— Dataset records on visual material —
((

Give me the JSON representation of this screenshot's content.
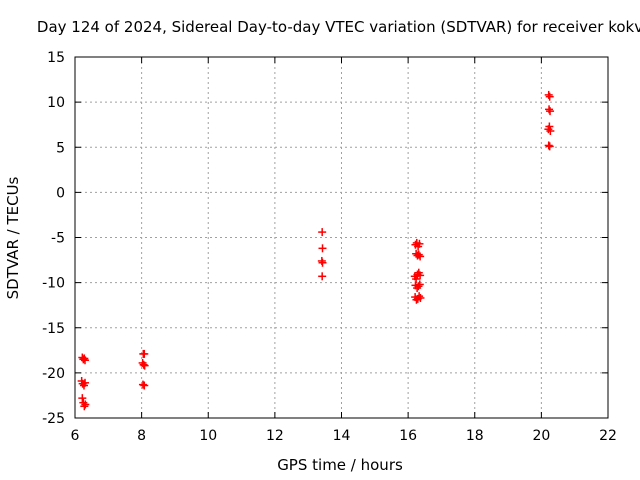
{
  "chart_data": {
    "type": "scatter",
    "title": "Day 124 of 2024, Sidereal Day-to-day VTEC variation (SDTVAR) for receiver kokv",
    "xlabel": "GPS time / hours",
    "ylabel": "SDTVAR / TECUs",
    "xlim": [
      6,
      22
    ],
    "ylim": [
      -25,
      15
    ],
    "xticks": [
      6,
      8,
      10,
      12,
      14,
      16,
      18,
      20,
      22
    ],
    "yticks": [
      -25,
      -20,
      -15,
      -10,
      -5,
      0,
      5,
      10,
      15
    ],
    "grid": true,
    "marker": "plus",
    "color": "#ff0000",
    "series": [
      {
        "name": "SDTVAR",
        "x": [
          6.22,
          6.25,
          6.28,
          6.3,
          6.2,
          6.23,
          6.27,
          6.3,
          6.22,
          6.25,
          6.28,
          6.31,
          8.05,
          8.08,
          8.03,
          8.06,
          8.09,
          8.04,
          8.08,
          13.42,
          13.43,
          13.41,
          13.43,
          13.42,
          16.22,
          16.26,
          16.3,
          16.34,
          16.24,
          16.28,
          16.32,
          16.36,
          16.2,
          16.24,
          16.28,
          16.32,
          16.36,
          16.22,
          16.27,
          16.31,
          16.35,
          16.21,
          16.25,
          16.29,
          16.33,
          16.37,
          20.22,
          20.25,
          20.23,
          20.26,
          20.21,
          20.24,
          20.27,
          20.22,
          20.25
        ],
        "y": [
          -18.3,
          -18.5,
          -18.4,
          -18.6,
          -20.9,
          -21.2,
          -21.4,
          -21.1,
          -22.8,
          -23.3,
          -23.7,
          -23.5,
          -17.9,
          -17.9,
          -18.9,
          -19.1,
          -19.2,
          -21.3,
          -21.4,
          -4.4,
          -6.2,
          -7.6,
          -7.8,
          -9.3,
          -5.8,
          -5.6,
          -6.0,
          -5.7,
          -6.8,
          -7.0,
          -6.9,
          -7.1,
          -9.3,
          -9.6,
          -9.1,
          -8.9,
          -9.2,
          -10.3,
          -10.6,
          -10.4,
          -10.2,
          -11.6,
          -11.9,
          -11.8,
          -11.5,
          -11.7,
          10.8,
          10.6,
          9.2,
          9.0,
          7.0,
          7.3,
          6.8,
          5.2,
          5.1
        ]
      }
    ]
  }
}
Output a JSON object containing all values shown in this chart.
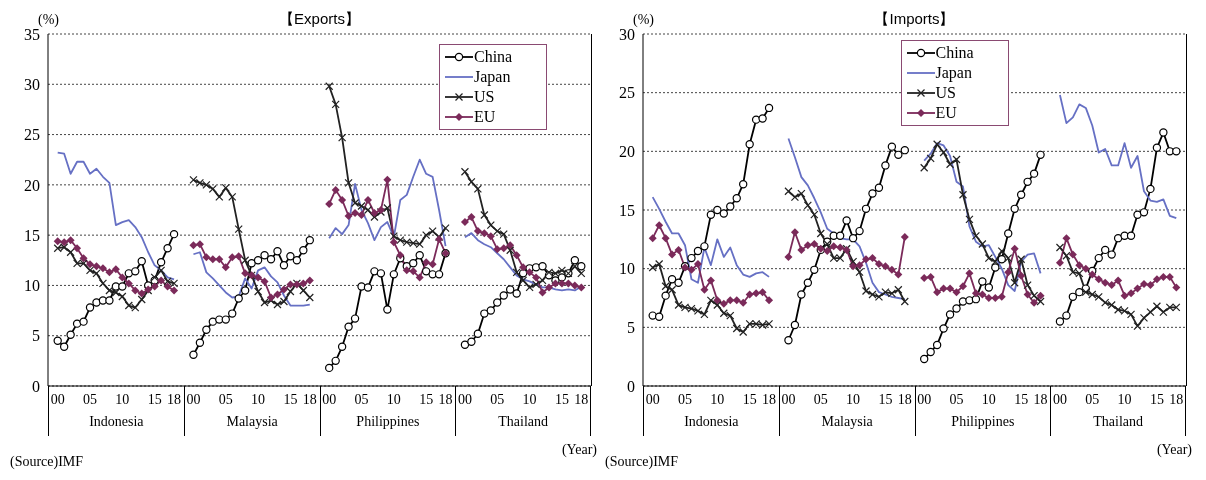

))

— Given instruction —
Omit every picture, then repeat the remaining data exactly as it appears above.

— Answer for the task —
Give me the JSON representation of this screenshot's content.
{
  "chart_data": {
    "type": "scatter",
    "title": "Day 124 of 2024, Sidereal Day-to-day VTEC variation (SDTVAR) for receiver kokv",
    "xlabel": "GPS time / hours",
    "ylabel": "SDTVAR / TECUs",
    "xlim": [
      6,
      22
    ],
    "ylim": [
      -25,
      15
    ],
    "xticks": [
      6,
      8,
      10,
      12,
      14,
      16,
      18,
      20,
      22
    ],
    "yticks": [
      -25,
      -20,
      -15,
      -10,
      -5,
      0,
      5,
      10,
      15
    ],
    "grid": true,
    "marker": "plus",
    "color": "#ff0000",
    "series": [
      {
        "name": "SDTVAR",
        "x": [
          6.22,
          6.25,
          6.28,
          6.3,
          6.2,
          6.23,
          6.27,
          6.3,
          6.22,
          6.25,
          6.28,
          6.31,
          8.05,
          8.08,
          8.03,
          8.06,
          8.09,
          8.04,
          8.08,
          13.42,
          13.43,
          13.41,
          13.43,
          13.42,
          16.22,
          16.26,
          16.3,
          16.34,
          16.24,
          16.28,
          16.32,
          16.36,
          16.2,
          16.24,
          16.28,
          16.32,
          16.36,
          16.22,
          16.27,
          16.31,
          16.35,
          16.21,
          16.25,
          16.29,
          16.33,
          16.37,
          20.22,
          20.25,
          20.23,
          20.26,
          20.21,
          20.24,
          20.27,
          20.22,
          20.25
        ],
        "y": [
          -18.3,
          -18.5,
          -18.4,
          -18.6,
          -20.9,
          -21.2,
          -21.4,
          -21.1,
          -22.8,
          -23.3,
          -23.7,
          -23.5,
          -17.9,
          -17.9,
          -18.9,
          -19.1,
          -19.2,
          -21.3,
          -21.4,
          -4.4,
          -6.2,
          -7.6,
          -7.8,
          -9.3,
          -5.8,
          -5.6,
          -6.0,
          -5.7,
          -6.8,
          -7.0,
          -6.9,
          -7.1,
          -9.3,
          -9.6,
          -9.1,
          -8.9,
          -9.2,
          -10.3,
          -10.6,
          -10.4,
          -10.2,
          -11.6,
          -11.9,
          -11.8,
          -11.5,
          -11.7,
          10.8,
          10.6,
          9.2,
          9.0,
          7.0,
          7.3,
          6.8,
          5.2,
          5.1
        ]
      }
    ]
  }
}
Output a JSON object containing all values shown in this chart.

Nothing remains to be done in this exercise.